[What the exercise asks] Give every entry again, word for word and in full.

----

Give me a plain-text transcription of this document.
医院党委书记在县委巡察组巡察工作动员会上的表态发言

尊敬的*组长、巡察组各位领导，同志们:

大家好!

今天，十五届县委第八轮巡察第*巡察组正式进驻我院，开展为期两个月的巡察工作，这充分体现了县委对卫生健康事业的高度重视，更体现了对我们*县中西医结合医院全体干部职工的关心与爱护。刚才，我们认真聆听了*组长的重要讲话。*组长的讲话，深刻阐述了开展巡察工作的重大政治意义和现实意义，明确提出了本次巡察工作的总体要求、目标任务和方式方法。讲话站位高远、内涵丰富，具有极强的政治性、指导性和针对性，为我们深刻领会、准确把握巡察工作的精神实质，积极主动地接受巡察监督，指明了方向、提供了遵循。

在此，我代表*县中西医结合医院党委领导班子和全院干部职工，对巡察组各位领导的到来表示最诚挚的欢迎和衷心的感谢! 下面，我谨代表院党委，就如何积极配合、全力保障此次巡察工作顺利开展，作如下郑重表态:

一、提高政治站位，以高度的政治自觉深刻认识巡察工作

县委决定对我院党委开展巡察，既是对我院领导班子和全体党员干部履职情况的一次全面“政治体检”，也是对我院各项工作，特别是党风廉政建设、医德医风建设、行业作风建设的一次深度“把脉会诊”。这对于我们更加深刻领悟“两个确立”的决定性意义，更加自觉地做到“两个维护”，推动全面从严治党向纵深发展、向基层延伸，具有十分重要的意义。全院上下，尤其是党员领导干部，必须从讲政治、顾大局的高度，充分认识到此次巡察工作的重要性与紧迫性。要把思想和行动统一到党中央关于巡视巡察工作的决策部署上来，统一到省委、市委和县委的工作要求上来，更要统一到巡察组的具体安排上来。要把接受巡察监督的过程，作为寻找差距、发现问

----

[The response]
Give me a plain-text transcription of this document.
医院党委书记在县委巡察组巡察工作动员会上的表态发言

尊敬的*组长、巡察组各位领导，同志们:

大家好!

今天，十五届县委第八轮巡察第*巡察组正式进驻我院，开展为期两个月的巡察工作，这充分体现了县委对卫生健康事业的高度重视，更体现了对我们*县中西医结合医院全体干部职工的关心与爱护。刚才，我们认真聆听了*组长的重要讲话。*组长的讲话，深刻阐述了开展巡察工作的重大政治意义和现实意义，明确提出了本次巡察工作的总体要求、目标任务和方式方法。讲话站位高远、内涵丰富，具有极强的政治性、指导性和针对性，为我们深刻领会、准确把握巡察工作的精神实质，积极主动地接受巡察监督，指明了方向、提供了遵循。

在此，我代表*县中西医结合医院党委领导班子和全院干部职工，对巡察组各位领导的到来表示最诚挚的欢迎和衷心的感谢! 下面，我谨代表院党委，就如何积极配合、全力保障此次巡察工作顺利开展，作如下郑重表态:

一、提高政治站位，以高度的政治自觉深刻认识巡察工作

县委决定对我院党委开展巡察，既是对我院领导班子和全体党员干部履职情况的一次全面“政治体检”，也是对我院各项工作，特别是党风廉政建设、医德医风建设、行业作风建设的一次深度“把脉会诊”。这对于我们更加深刻领悟“两个确立”的决定性意义，更加自觉地做到“两个维护”，推动全面从严治党向纵深发展、向基层延伸，具有十分重要的意义。全院上下，尤其是党员领导干部，必须从讲政治、顾大局的高度，充分认识到此次巡察工作的重要性与紧迫性。要把思想和行动统一到党中央关于巡视巡察工作的决策部署上来，统一到省委、市委和县委的工作要求上来，更要统一到巡察组的具体安排上来。要把接受巡察监督的过程，作为寻找差距、发现问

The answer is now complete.